▸ Set task
Repeat each entry as written and leave the images out of the copy.

Dataset records on visual material:
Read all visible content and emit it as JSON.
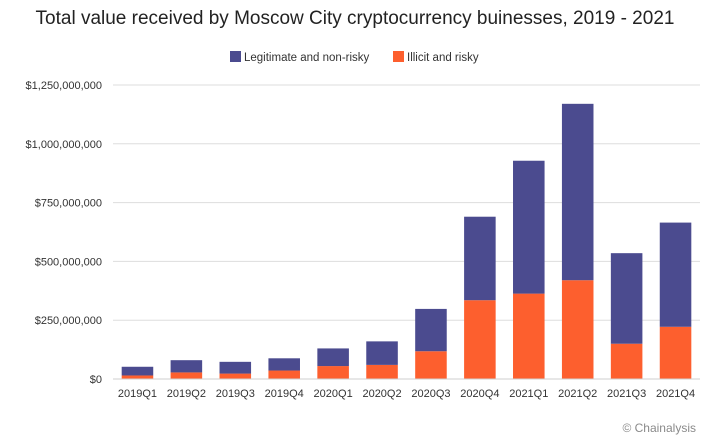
{
  "chart_data": {
    "type": "bar",
    "stacked": true,
    "title": "Total value received by Moscow City cryptocurrency buinesses, 2019 - 2021",
    "categories": [
      "2019Q1",
      "2019Q2",
      "2019Q3",
      "2019Q4",
      "2020Q1",
      "2020Q2",
      "2020Q3",
      "2020Q4",
      "2021Q1",
      "2021Q2",
      "2021Q3",
      "2021Q4"
    ],
    "series": [
      {
        "name": "Illicit and risky",
        "color": "#fd5f2e",
        "values": [
          15000000,
          28000000,
          23000000,
          36000000,
          55000000,
          60000000,
          118000000,
          335000000,
          363000000,
          420000000,
          150000000,
          222000000
        ]
      },
      {
        "name": "Legitimate and non-risky",
        "color": "#4b4b8f",
        "values": [
          37000000,
          52000000,
          50000000,
          52000000,
          75000000,
          100000000,
          180000000,
          355000000,
          565000000,
          750000000,
          385000000,
          443000000
        ]
      }
    ],
    "legend_order": [
      "Legitimate and non-risky",
      "Illicit and risky"
    ],
    "legend_position": "top-center",
    "ylim": [
      0,
      1250000000
    ],
    "yticks": [
      0,
      250000000,
      500000000,
      750000000,
      1000000000,
      1250000000
    ],
    "ytick_labels": [
      "$0",
      "$250,000,000",
      "$500,000,000",
      "$750,000,000",
      "$1,000,000,000",
      "$1,250,000,000"
    ],
    "grid": true,
    "gridline_color": "#dddddd"
  },
  "source": "© Chainalysis"
}
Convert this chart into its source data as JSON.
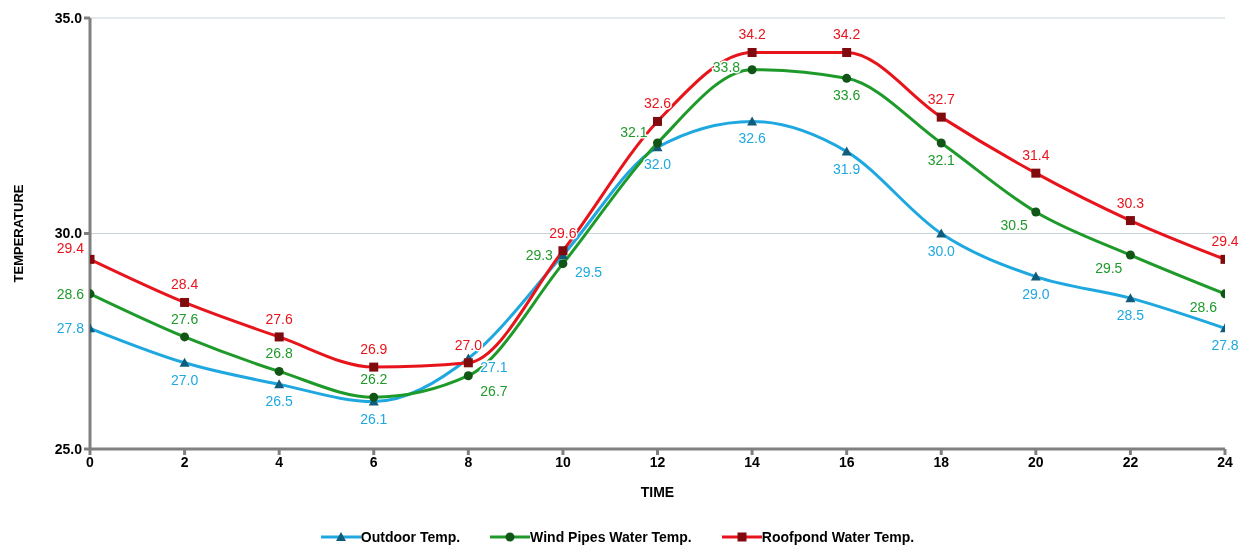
{
  "chart_data": {
    "type": "line",
    "xlabel": "TIME",
    "ylabel": "TEMPERATURE",
    "x": [
      0,
      2,
      4,
      6,
      8,
      10,
      12,
      14,
      16,
      18,
      20,
      22,
      24
    ],
    "xlim": [
      0,
      24
    ],
    "xticks": [
      0,
      2,
      4,
      6,
      8,
      10,
      12,
      14,
      16,
      18,
      20,
      22,
      24
    ],
    "ylim": [
      25,
      35
    ],
    "yticks": [
      {
        "value": 25,
        "label": "25.0"
      },
      {
        "value": 30,
        "label": "30.0"
      },
      {
        "value": 35,
        "label": "35.0"
      }
    ],
    "grid": "y",
    "legend": "bottom",
    "data_labels": true,
    "line_style": "solid",
    "series": [
      {
        "name": "Outdoor Temp.",
        "color": "#1fa8e0",
        "marker": "triangle",
        "values": [
          27.8,
          27.0,
          26.5,
          26.1,
          27.1,
          29.5,
          32.0,
          32.6,
          31.9,
          30.0,
          29.0,
          28.5,
          27.8
        ],
        "value_labels": [
          "27.8",
          "27.0",
          "26.5",
          "26.1",
          "27.1",
          "29.5",
          "32.0",
          "32.6",
          "31.9",
          "30.0",
          "29.0",
          "28.5",
          "27.8"
        ]
      },
      {
        "name": "Wind Pipes Water Temp.",
        "color": "#1e9a2a",
        "marker": "circle",
        "values": [
          28.6,
          27.6,
          26.8,
          26.2,
          26.7,
          29.3,
          32.1,
          33.8,
          33.6,
          32.1,
          30.5,
          29.5,
          28.6
        ],
        "value_labels": [
          "28.6",
          "27.6",
          "26.8",
          "26.2",
          "26.7",
          "29.3",
          "32.1",
          "33.8",
          "33.6",
          "32.1",
          "30.5",
          "29.5",
          "28.6"
        ]
      },
      {
        "name": "Roofpond Water Temp.",
        "color": "#e8141c",
        "marker": "square",
        "values": [
          29.4,
          28.4,
          27.6,
          26.9,
          27.0,
          29.6,
          32.6,
          34.2,
          34.2,
          32.7,
          31.4,
          30.3,
          29.4
        ],
        "value_labels": [
          "29.4",
          "28.4",
          "27.6",
          "26.9",
          "27.0",
          "29.6",
          "32.6",
          "34.2",
          "34.2",
          "32.7",
          "31.4",
          "30.3",
          "29.4"
        ]
      }
    ]
  }
}
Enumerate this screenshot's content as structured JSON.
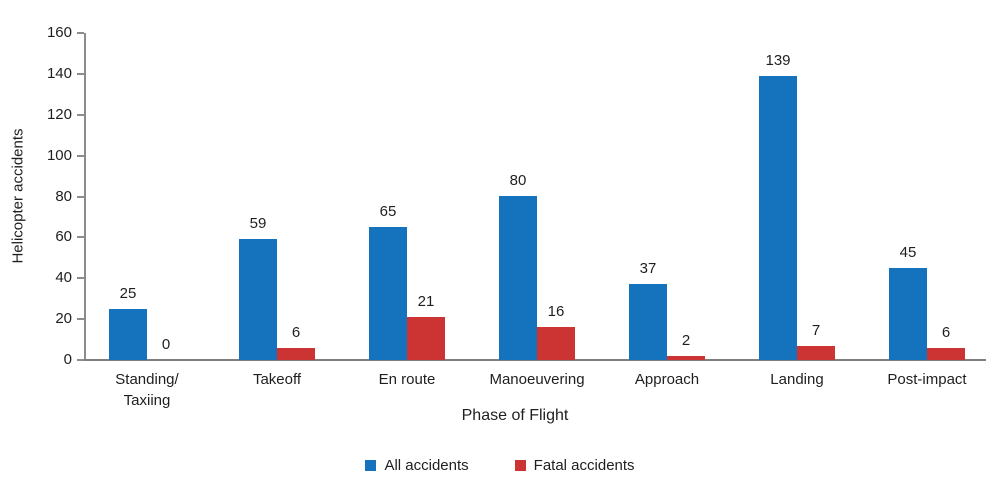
{
  "figure": {
    "y_axis_title": "Helicopter accidents",
    "x_axis_title": "Phase of Flight"
  },
  "legend": {
    "items": [
      {
        "label": "All accidents",
        "color": "#1473bc"
      },
      {
        "label": "Fatal accidents",
        "color": "#cc3433"
      }
    ]
  },
  "chart_data": {
    "type": "bar",
    "title": "",
    "categories": [
      "Standing/\nTaxiing",
      "Takeoff",
      "En route",
      "Manoeuvering",
      "Approach",
      "Landing",
      "Post-impact"
    ],
    "series": [
      {
        "name": "All accidents",
        "color": "#1473bc",
        "values": [
          25,
          59,
          65,
          80,
          37,
          139,
          45
        ]
      },
      {
        "name": "Fatal accidents",
        "color": "#cc3433",
        "values": [
          0,
          6,
          21,
          16,
          2,
          7,
          6
        ]
      }
    ],
    "xlabel": "Phase of Flight",
    "ylabel": "Helicopter accidents",
    "ylim": [
      0,
      160
    ],
    "ytick_step": 20,
    "yticks": [
      0,
      20,
      40,
      60,
      80,
      100,
      120,
      140,
      160
    ],
    "grid": false,
    "bar_value_labels": true,
    "legend_position": "bottom",
    "axis_color": "#8c8c8c",
    "text_color": "#1f1f1f"
  }
}
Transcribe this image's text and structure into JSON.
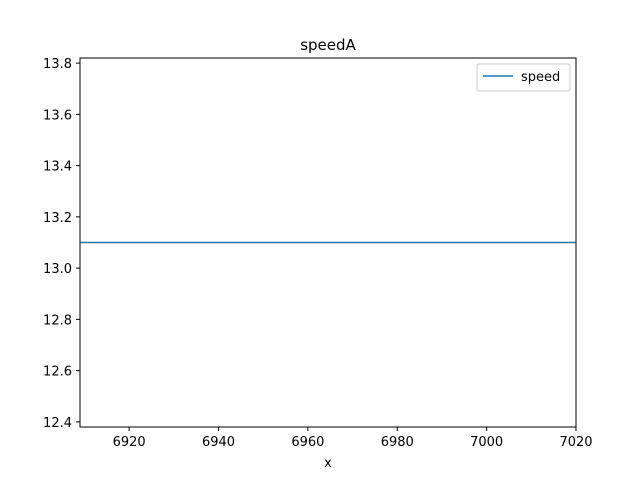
{
  "chart_data": {
    "type": "line",
    "title": "speedA",
    "xlabel": "x",
    "ylabel": "",
    "xlim": [
      6909,
      7020
    ],
    "ylim": [
      12.38,
      13.82
    ],
    "x_ticks": [
      6920,
      6940,
      6960,
      6980,
      7000,
      7020
    ],
    "y_ticks": [
      12.4,
      12.6,
      12.8,
      13.0,
      13.2,
      13.4,
      13.6,
      13.8
    ],
    "x_tick_labels": [
      "6920",
      "6940",
      "6960",
      "6980",
      "7000",
      "7020"
    ],
    "y_tick_labels": [
      "12.4",
      "12.6",
      "12.8",
      "13.0",
      "13.2",
      "13.4",
      "13.6",
      "13.8"
    ],
    "grid": false,
    "legend": {
      "placement": "top-right",
      "entries": [
        "speed"
      ]
    },
    "series": [
      {
        "name": "speed",
        "color": "#1f77b4",
        "x": [
          6909,
          7020
        ],
        "y": [
          13.1,
          13.1
        ]
      }
    ]
  }
}
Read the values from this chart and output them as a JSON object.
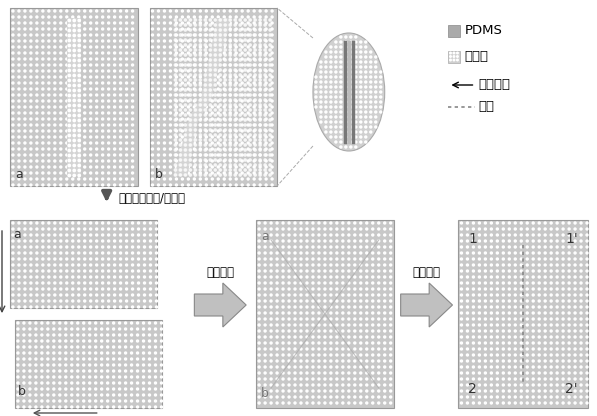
{
  "bg_color": "#c8c8c8",
  "dot_color": "#bbbbbb",
  "channel_light": "#d8d8d8",
  "legend_pdms": "PDMS",
  "legend_channel": "微通道",
  "legend_slide": "滑动方向",
  "legend_cell": "细胞",
  "label_plasma": "等离子体处理/水处理",
  "label_align": "对准键合",
  "label_capture": "细胞捕获"
}
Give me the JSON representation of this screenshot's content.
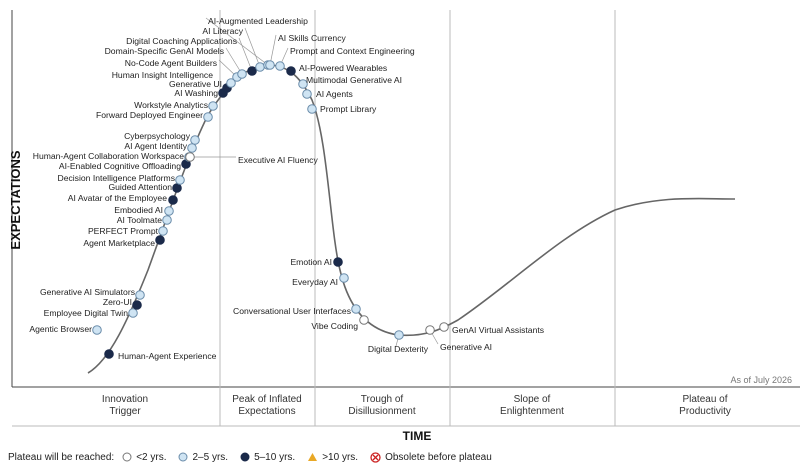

▸ Solution to the exercise
Read all visible content and emit it as JSON.
{
  "chart_data": {
    "type": "bar",
    "stacked": true,
    "title": "Total value received by Moscow City cryptocurrency buinesses, 2019 - 2021",
    "categories": [
      "2019Q1",
      "2019Q2",
      "2019Q3",
      "2019Q4",
      "2020Q1",
      "2020Q2",
      "2020Q3",
      "2020Q4",
      "2021Q1",
      "2021Q2",
      "2021Q3",
      "2021Q4"
    ],
    "series": [
      {
        "name": "Illicit and risky",
        "color": "#fd5f2e",
        "values": [
          15000000,
          28000000,
          23000000,
          36000000,
          55000000,
          60000000,
          118000000,
          335000000,
          363000000,
          420000000,
          150000000,
          222000000
        ]
      },
      {
        "name": "Legitimate and non-risky",
        "color": "#4b4b8f",
        "values": [
          37000000,
          52000000,
          50000000,
          52000000,
          75000000,
          100000000,
          180000000,
          355000000,
          565000000,
          750000000,
          385000000,
          443000000
        ]
      }
    ],
    "legend_order": [
      "Legitimate and non-risky",
      "Illicit and risky"
    ],
    "legend_position": "top-center",
    "ylim": [
      0,
      1250000000
    ],
    "yticks": [
      0,
      250000000,
      500000000,
      750000000,
      1000000000,
      1250000000
    ],
    "ytick_labels": [
      "$0",
      "$250,000,000",
      "$500,000,000",
      "$750,000,000",
      "$1,000,000,000",
      "$1,250,000,000"
    ],
    "grid": true,
    "gridline_color": "#dddddd"
  },
  "source": "© Chainalysis"
}
Convert this chart into its source data as JSON.
{
  "chart_data": {
    "type": "line",
    "xlabel": "TIME",
    "ylabel": "TEMPERATURE",
    "x": [
      0,
      2,
      4,
      6,
      8,
      10,
      12,
      14,
      16,
      18,
      20,
      22,
      24
    ],
    "xlim": [
      0,
      24
    ],
    "xticks": [
      0,
      2,
      4,
      6,
      8,
      10,
      12,
      14,
      16,
      18,
      20,
      22,
      24
    ],
    "ylim": [
      25,
      35
    ],
    "yticks": [
      {
        "value": 25,
        "label": "25.0"
      },
      {
        "value": 30,
        "label": "30.0"
      },
      {
        "value": 35,
        "label": "35.0"
      }
    ],
    "grid": "y",
    "legend": "bottom",
    "data_labels": true,
    "line_style": "solid",
    "series": [
      {
        "name": "Outdoor Temp.",
        "color": "#1fa8e0",
        "marker": "triangle",
        "values": [
          27.8,
          27.0,
          26.5,
          26.1,
          27.1,
          29.5,
          32.0,
          32.6,
          31.9,
          30.0,
          29.0,
          28.5,
          27.8
        ],
        "value_labels": [
          "27.8",
          "27.0",
          "26.5",
          "26.1",
          "27.1",
          "29.5",
          "32.0",
          "32.6",
          "31.9",
          "30.0",
          "29.0",
          "28.5",
          "27.8"
        ]
      },
      {
        "name": "Wind Pipes Water Temp.",
        "color": "#1e9a2a",
        "marker": "circle",
        "values": [
          28.6,
          27.6,
          26.8,
          26.2,
          26.7,
          29.3,
          32.1,
          33.8,
          33.6,
          32.1,
          30.5,
          29.5,
          28.6
        ],
        "value_labels": [
          "28.6",
          "27.6",
          "26.8",
          "26.2",
          "26.7",
          "29.3",
          "32.1",
          "33.8",
          "33.6",
          "32.1",
          "30.5",
          "29.5",
          "28.6"
        ]
      },
      {
        "name": "Roofpond Water Temp.",
        "color": "#e8141c",
        "marker": "square",
        "values": [
          29.4,
          28.4,
          27.6,
          26.9,
          27.0,
          29.6,
          32.6,
          34.2,
          34.2,
          32.7,
          31.4,
          30.3,
          29.4
        ],
        "value_labels": [
          "29.4",
          "28.4",
          "27.6",
          "26.9",
          "27.0",
          "29.6",
          "32.6",
          "34.2",
          "34.2",
          "32.7",
          "31.4",
          "30.3",
          "29.4"
        ]
      }
    ]
  }
}
Enumerate this screenshot's content as structured JSON.
{
  "figure": {
    "y_axis_title": "Helicopter accidents",
    "x_axis_title": "Phase of Flight"
  },
  "legend": {
    "items": [
      {
        "label": "All accidents",
        "color": "#1473bc"
      },
      {
        "label": "Fatal accidents",
        "color": "#cc3433"
      }
    ]
  },
  "chart_data": {
    "type": "bar",
    "title": "",
    "categories": [
      "Standing/\nTaxiing",
      "Takeoff",
      "En route",
      "Manoeuvering",
      "Approach",
      "Landing",
      "Post-impact"
    ],
    "series": [
      {
        "name": "All accidents",
        "color": "#1473bc",
        "values": [
          25,
          59,
          65,
          80,
          37,
          139,
          45
        ]
      },
      {
        "name": "Fatal accidents",
        "color": "#cc3433",
        "values": [
          0,
          6,
          21,
          16,
          2,
          7,
          6
        ]
      }
    ],
    "xlabel": "Phase of Flight",
    "ylabel": "Helicopter accidents",
    "ylim": [
      0,
      160
    ],
    "ytick_step": 20,
    "yticks": [
      0,
      20,
      40,
      60,
      80,
      100,
      120,
      140,
      160
    ],
    "grid": false,
    "bar_value_labels": true,
    "legend_position": "bottom",
    "axis_color": "#8c8c8c",
    "text_color": "#1f1f1f"
  }
}
Transcribe this image's text and structure into JSON.
{
  "chart_data": {
    "type": "line",
    "title": "speedA",
    "xlabel": "x",
    "ylabel": "",
    "xlim": [
      6909,
      7020
    ],
    "ylim": [
      12.38,
      13.82
    ],
    "x_ticks": [
      6920,
      6940,
      6960,
      6980,
      7000,
      7020
    ],
    "y_ticks": [
      12.4,
      12.6,
      12.8,
      13.0,
      13.2,
      13.4,
      13.6,
      13.8
    ],
    "x_tick_labels": [
      "6920",
      "6940",
      "6960",
      "6980",
      "7000",
      "7020"
    ],
    "y_tick_labels": [
      "12.4",
      "12.6",
      "12.8",
      "13.0",
      "13.2",
      "13.4",
      "13.6",
      "13.8"
    ],
    "grid": false,
    "legend": {
      "placement": "top-right",
      "entries": [
        "speed"
      ]
    },
    "series": [
      {
        "name": "speed",
        "color": "#1f77b4",
        "x": [
          6909,
          7020
        ],
        "y": [
          13.1,
          13.1
        ]
      }
    ]
  }
}
Read the values from this chart and output them as a JSON object.
{
  "bg_color": "#c8c8c8",
  "dot_color": "#bbbbbb",
  "channel_light": "#d8d8d8",
  "legend_pdms": "PDMS",
  "legend_channel": "微通道",
  "legend_slide": "滑动方向",
  "legend_cell": "细胞",
  "label_plasma": "等离子体处理/水处理",
  "label_align": "对准键合",
  "label_capture": "细胞捕获"
}
Give me the JSON representation of this screenshot's content.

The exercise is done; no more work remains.